*Task to complete*:
Using the entries that follow, collect the lines where the word "mesmo" appears.

Collected data
■ ■ ■ ■

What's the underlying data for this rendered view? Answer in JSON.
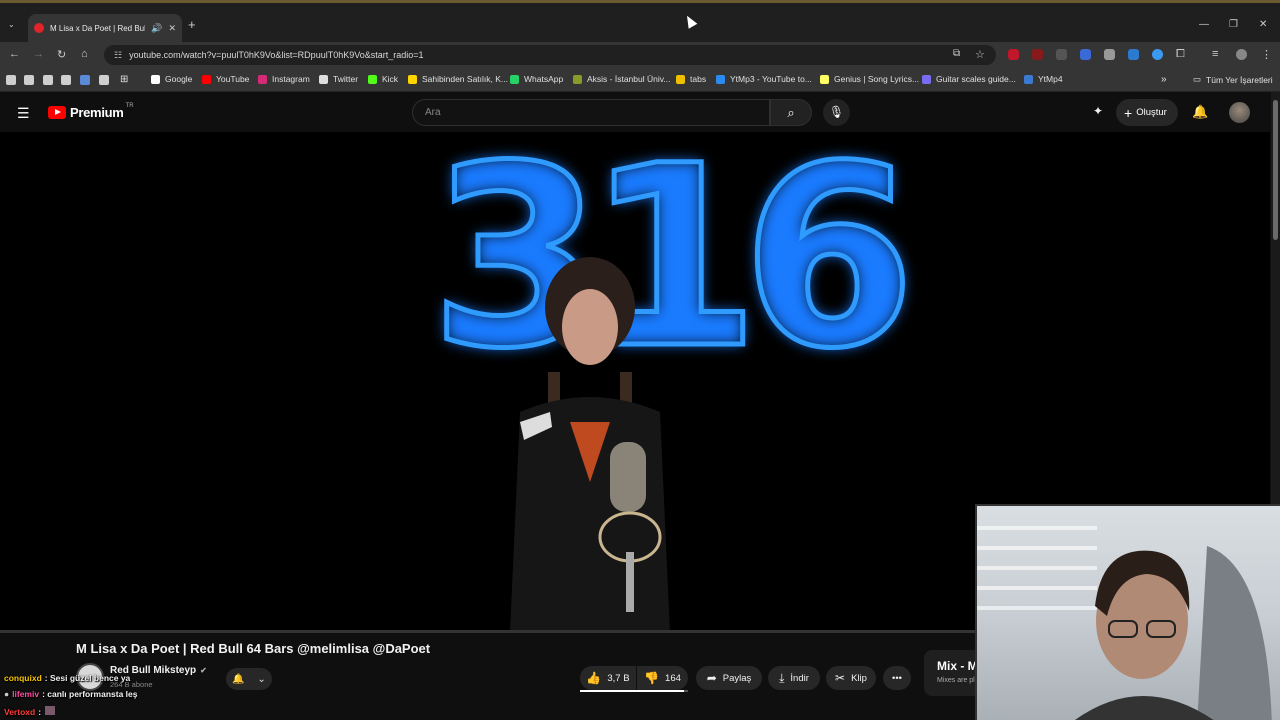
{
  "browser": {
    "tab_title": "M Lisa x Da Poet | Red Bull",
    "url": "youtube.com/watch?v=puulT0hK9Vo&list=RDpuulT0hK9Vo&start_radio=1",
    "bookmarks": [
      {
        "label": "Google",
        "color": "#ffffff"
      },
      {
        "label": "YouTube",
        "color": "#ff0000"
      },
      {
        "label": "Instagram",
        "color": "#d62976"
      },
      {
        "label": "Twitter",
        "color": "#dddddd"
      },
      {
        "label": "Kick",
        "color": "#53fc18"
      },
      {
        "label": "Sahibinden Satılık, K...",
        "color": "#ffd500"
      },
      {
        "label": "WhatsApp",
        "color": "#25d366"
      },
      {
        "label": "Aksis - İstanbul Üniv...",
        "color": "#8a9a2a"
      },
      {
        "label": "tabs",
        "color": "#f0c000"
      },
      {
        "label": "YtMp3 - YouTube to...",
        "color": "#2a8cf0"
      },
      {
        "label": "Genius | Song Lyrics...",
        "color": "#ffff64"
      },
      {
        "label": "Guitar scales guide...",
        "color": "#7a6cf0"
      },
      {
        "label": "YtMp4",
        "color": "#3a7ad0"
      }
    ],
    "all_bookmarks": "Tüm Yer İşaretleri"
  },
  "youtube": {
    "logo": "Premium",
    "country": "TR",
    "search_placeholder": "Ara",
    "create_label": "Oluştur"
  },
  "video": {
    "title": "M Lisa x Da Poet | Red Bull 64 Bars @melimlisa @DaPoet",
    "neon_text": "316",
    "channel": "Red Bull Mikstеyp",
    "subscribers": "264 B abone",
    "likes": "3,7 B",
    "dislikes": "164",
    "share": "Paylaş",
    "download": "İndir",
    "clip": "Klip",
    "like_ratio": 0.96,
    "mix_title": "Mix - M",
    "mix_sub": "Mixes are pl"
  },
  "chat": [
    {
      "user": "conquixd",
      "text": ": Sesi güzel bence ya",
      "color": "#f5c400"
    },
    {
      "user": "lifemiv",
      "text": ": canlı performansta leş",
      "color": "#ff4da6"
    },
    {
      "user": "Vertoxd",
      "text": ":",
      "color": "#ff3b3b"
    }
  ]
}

■ ■ ■ ■

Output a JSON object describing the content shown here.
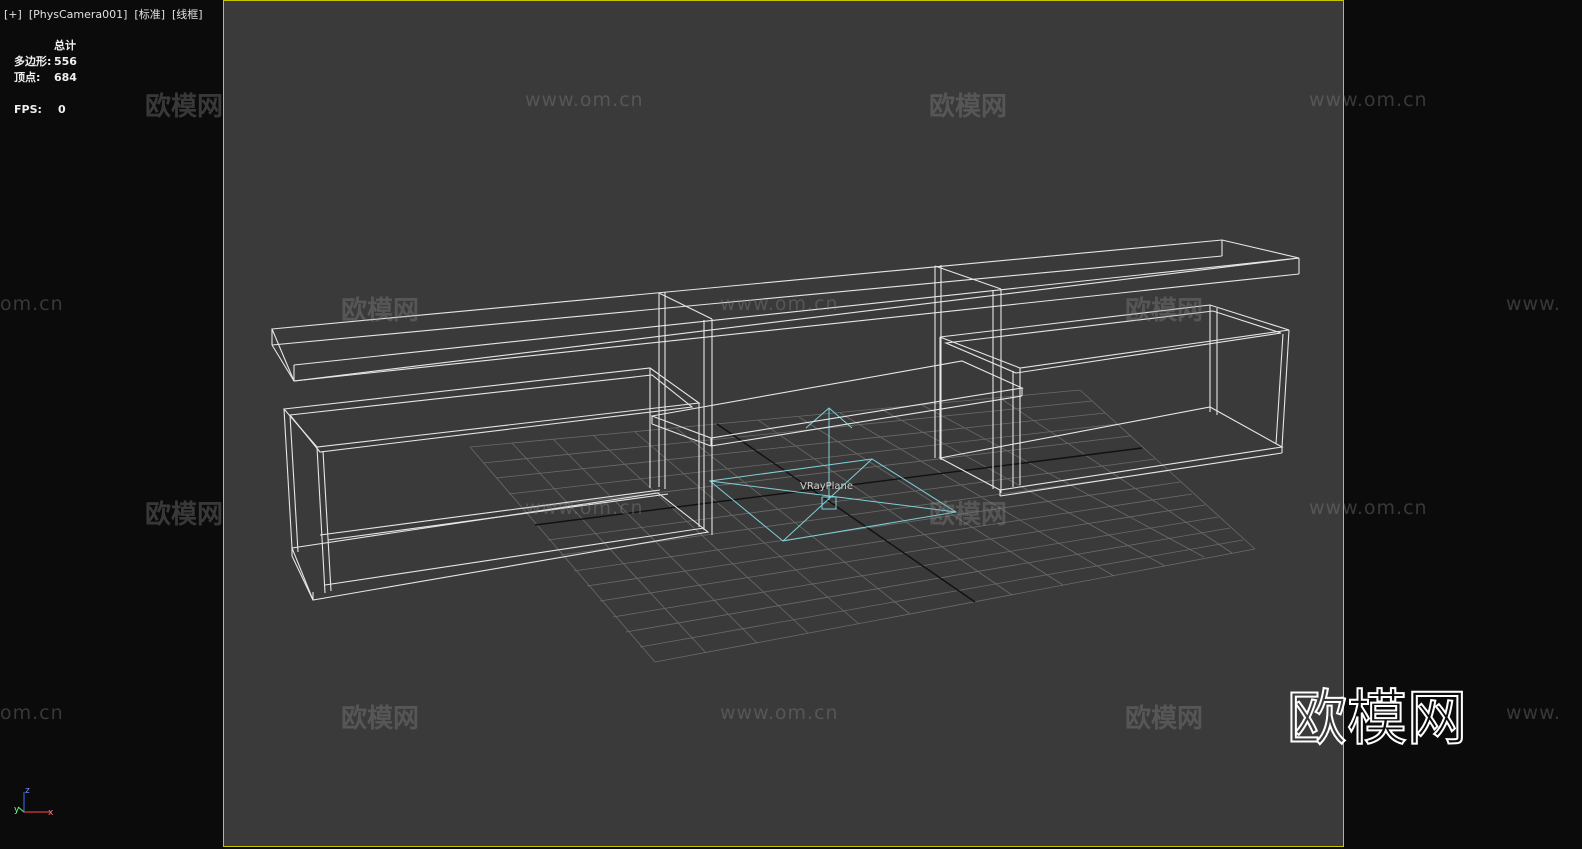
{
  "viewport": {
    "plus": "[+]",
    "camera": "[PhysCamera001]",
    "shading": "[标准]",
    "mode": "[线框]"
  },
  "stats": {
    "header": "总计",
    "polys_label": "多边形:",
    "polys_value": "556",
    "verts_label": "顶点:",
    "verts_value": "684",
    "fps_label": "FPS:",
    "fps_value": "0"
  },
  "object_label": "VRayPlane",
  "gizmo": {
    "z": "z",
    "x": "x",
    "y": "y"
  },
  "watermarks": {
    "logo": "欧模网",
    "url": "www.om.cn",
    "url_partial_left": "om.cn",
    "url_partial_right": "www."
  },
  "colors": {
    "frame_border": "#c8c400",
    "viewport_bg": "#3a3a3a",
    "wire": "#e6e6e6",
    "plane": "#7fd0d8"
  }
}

■ ■ ■ ■

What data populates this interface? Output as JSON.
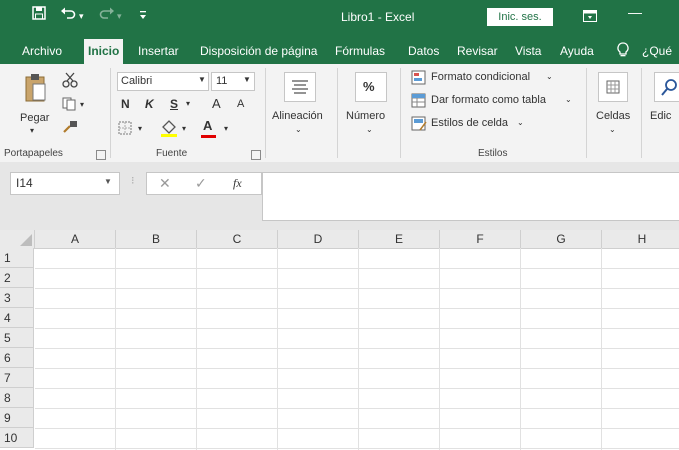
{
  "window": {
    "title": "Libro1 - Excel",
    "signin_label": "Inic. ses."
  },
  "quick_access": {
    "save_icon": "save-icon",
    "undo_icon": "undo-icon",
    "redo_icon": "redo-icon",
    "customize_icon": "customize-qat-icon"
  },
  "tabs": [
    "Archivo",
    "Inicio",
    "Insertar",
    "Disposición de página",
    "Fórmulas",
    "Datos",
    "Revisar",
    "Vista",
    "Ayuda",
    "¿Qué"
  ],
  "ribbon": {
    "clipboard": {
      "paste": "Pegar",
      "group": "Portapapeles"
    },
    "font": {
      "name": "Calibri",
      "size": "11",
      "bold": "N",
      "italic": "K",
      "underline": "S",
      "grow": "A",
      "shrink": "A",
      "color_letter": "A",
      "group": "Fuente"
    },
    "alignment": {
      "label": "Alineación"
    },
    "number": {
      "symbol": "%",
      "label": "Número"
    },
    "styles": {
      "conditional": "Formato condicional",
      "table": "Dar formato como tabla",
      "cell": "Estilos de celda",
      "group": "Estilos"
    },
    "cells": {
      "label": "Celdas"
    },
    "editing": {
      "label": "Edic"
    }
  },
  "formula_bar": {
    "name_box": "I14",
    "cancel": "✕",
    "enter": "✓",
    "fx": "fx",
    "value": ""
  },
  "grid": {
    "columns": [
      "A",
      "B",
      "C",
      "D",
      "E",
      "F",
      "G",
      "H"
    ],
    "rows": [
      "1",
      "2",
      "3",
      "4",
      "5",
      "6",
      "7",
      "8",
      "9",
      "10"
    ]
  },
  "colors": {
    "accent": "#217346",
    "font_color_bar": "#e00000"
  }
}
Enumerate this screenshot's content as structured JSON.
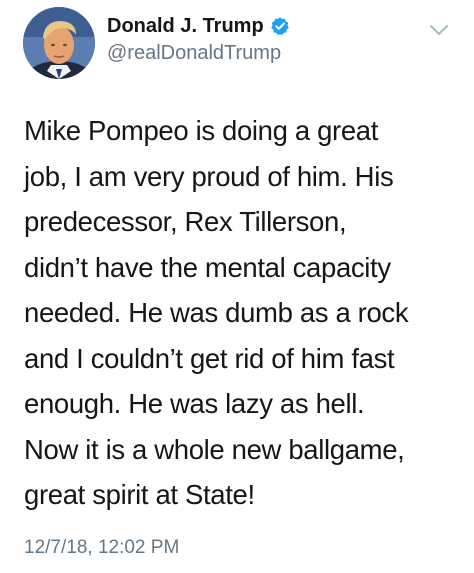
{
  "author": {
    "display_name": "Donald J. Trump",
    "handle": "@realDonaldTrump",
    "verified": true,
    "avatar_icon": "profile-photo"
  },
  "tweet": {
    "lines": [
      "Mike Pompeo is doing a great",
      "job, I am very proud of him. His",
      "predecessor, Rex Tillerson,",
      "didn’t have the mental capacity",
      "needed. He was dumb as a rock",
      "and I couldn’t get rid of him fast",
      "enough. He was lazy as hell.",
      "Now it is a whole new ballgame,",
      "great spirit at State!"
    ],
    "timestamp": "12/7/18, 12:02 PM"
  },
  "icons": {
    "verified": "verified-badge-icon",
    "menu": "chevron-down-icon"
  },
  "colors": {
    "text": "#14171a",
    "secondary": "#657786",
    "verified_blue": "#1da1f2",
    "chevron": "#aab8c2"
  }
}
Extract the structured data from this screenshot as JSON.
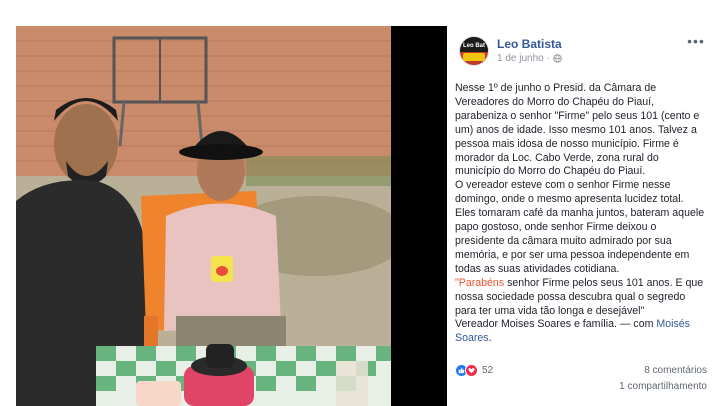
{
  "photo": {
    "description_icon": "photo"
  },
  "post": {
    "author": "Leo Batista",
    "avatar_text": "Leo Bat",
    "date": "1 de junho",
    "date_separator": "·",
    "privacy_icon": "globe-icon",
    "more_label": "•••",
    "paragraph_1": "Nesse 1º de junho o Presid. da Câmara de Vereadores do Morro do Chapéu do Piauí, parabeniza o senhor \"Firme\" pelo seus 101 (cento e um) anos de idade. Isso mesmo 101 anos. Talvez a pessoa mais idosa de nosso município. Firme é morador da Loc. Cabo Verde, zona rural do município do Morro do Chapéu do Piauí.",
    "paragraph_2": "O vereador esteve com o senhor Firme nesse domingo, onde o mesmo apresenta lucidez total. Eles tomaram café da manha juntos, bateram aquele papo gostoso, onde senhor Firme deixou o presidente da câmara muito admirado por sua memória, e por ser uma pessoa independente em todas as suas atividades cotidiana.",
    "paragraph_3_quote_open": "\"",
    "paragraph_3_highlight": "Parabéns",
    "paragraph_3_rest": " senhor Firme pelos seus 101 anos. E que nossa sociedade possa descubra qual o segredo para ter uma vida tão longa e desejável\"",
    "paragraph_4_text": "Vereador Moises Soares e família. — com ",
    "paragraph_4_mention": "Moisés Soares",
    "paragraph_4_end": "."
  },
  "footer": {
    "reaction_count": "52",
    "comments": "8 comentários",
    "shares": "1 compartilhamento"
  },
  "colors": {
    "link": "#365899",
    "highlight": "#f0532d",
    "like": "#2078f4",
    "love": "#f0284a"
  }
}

■ ■ ■ ■

*Output*:
    "paragraph_1": "Nesse 1º de junho o Presid. da Câmara de Vereadores do Morro do Chapéu do Piauí, parabeniza o senhor \"Firme\" pelo seus 101 (cento e um) anos de idade. Isso mesmo 101 anos. Talvez a pessoa mais idosa de nosso município. Firme é morador da Loc. Cabo Verde, zona rural do município do Morro do Chapéu do Piauí.",
    "paragraph_2": "O vereador esteve com o senhor Firme nesse domingo, onde o mesmo apresenta lucidez total. Eles tomaram café da manha juntos, bateram aquele papo gostoso, onde senhor Firme deixou o presidente da câmara muito admirado por sua memória, e por ser uma pessoa independente em todas as suas atividades cotidiana.",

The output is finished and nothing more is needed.